:: The task ::
All entries are to be given again verbatim.

:: Provided material ::
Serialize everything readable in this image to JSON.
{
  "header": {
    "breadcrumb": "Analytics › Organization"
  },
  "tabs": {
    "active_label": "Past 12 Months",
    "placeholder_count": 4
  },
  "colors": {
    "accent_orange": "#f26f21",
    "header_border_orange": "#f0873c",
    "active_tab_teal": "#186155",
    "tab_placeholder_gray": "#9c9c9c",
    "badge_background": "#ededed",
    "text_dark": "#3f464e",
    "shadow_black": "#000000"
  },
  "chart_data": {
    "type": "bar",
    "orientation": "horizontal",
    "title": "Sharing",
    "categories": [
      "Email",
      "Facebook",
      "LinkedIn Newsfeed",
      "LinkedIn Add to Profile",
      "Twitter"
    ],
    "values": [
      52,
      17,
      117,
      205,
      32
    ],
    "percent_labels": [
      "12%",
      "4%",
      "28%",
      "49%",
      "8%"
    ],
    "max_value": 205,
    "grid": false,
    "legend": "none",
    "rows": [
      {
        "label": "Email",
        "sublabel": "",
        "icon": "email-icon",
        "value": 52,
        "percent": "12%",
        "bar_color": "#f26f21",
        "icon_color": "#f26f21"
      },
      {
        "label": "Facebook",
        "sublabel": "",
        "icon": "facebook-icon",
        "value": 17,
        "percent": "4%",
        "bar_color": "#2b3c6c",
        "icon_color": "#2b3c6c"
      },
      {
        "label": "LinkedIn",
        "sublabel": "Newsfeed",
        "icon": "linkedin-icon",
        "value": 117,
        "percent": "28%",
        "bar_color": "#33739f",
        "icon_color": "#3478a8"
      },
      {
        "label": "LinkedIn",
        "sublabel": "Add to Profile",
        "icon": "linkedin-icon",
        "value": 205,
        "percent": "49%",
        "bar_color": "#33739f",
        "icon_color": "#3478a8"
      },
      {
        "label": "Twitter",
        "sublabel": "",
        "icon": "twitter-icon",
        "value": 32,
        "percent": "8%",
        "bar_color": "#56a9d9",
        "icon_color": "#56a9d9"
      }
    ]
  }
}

:: Written response ::
Serialize everything readable in this image to JSON.
{
  "header": {
    "breadcrumb": "Analytics › Organization"
  },
  "tabs": {
    "active_label": "Past 12 Months",
    "placeholder_count": 4
  },
  "colors": {
    "accent_orange": "#f26f21",
    "header_border_orange": "#f0873c",
    "active_tab_teal": "#186155",
    "tab_placeholder_gray": "#9c9c9c",
    "badge_background": "#ededed",
    "text_dark": "#3f464e",
    "shadow_black": "#000000"
  },
  "chart_data": {
    "type": "bar",
    "orientation": "horizontal",
    "title": "Sharing",
    "categories": [
      "Email",
      "Facebook",
      "LinkedIn Newsfeed",
      "LinkedIn Add to Profile",
      "Twitter"
    ],
    "values": [
      52,
      17,
      117,
      205,
      32
    ],
    "percent_labels": [
      "12%",
      "4%",
      "28%",
      "49%",
      "8%"
    ],
    "max_value": 205,
    "grid": false,
    "legend": "none",
    "rows": [
      {
        "label": "Email",
        "sublabel": "",
        "icon": "email-icon",
        "value": 52,
        "percent": "12%",
        "bar_color": "#f26f21",
        "icon_color": "#f26f21"
      },
      {
        "label": "Facebook",
        "sublabel": "",
        "icon": "facebook-icon",
        "value": 17,
        "percent": "4%",
        "bar_color": "#2b3c6c",
        "icon_color": "#2b3c6c"
      },
      {
        "label": "LinkedIn",
        "sublabel": "Newsfeed",
        "icon": "linkedin-icon",
        "value": 117,
        "percent": "28%",
        "bar_color": "#33739f",
        "icon_color": "#3478a8"
      },
      {
        "label": "LinkedIn",
        "sublabel": "Add to Profile",
        "icon": "linkedin-icon",
        "value": 205,
        "percent": "49%",
        "bar_color": "#33739f",
        "icon_color": "#3478a8"
      },
      {
        "label": "Twitter",
        "sublabel": "",
        "icon": "twitter-icon",
        "value": 32,
        "percent": "8%",
        "bar_color": "#56a9d9",
        "icon_color": "#56a9d9"
      }
    ]
  }
}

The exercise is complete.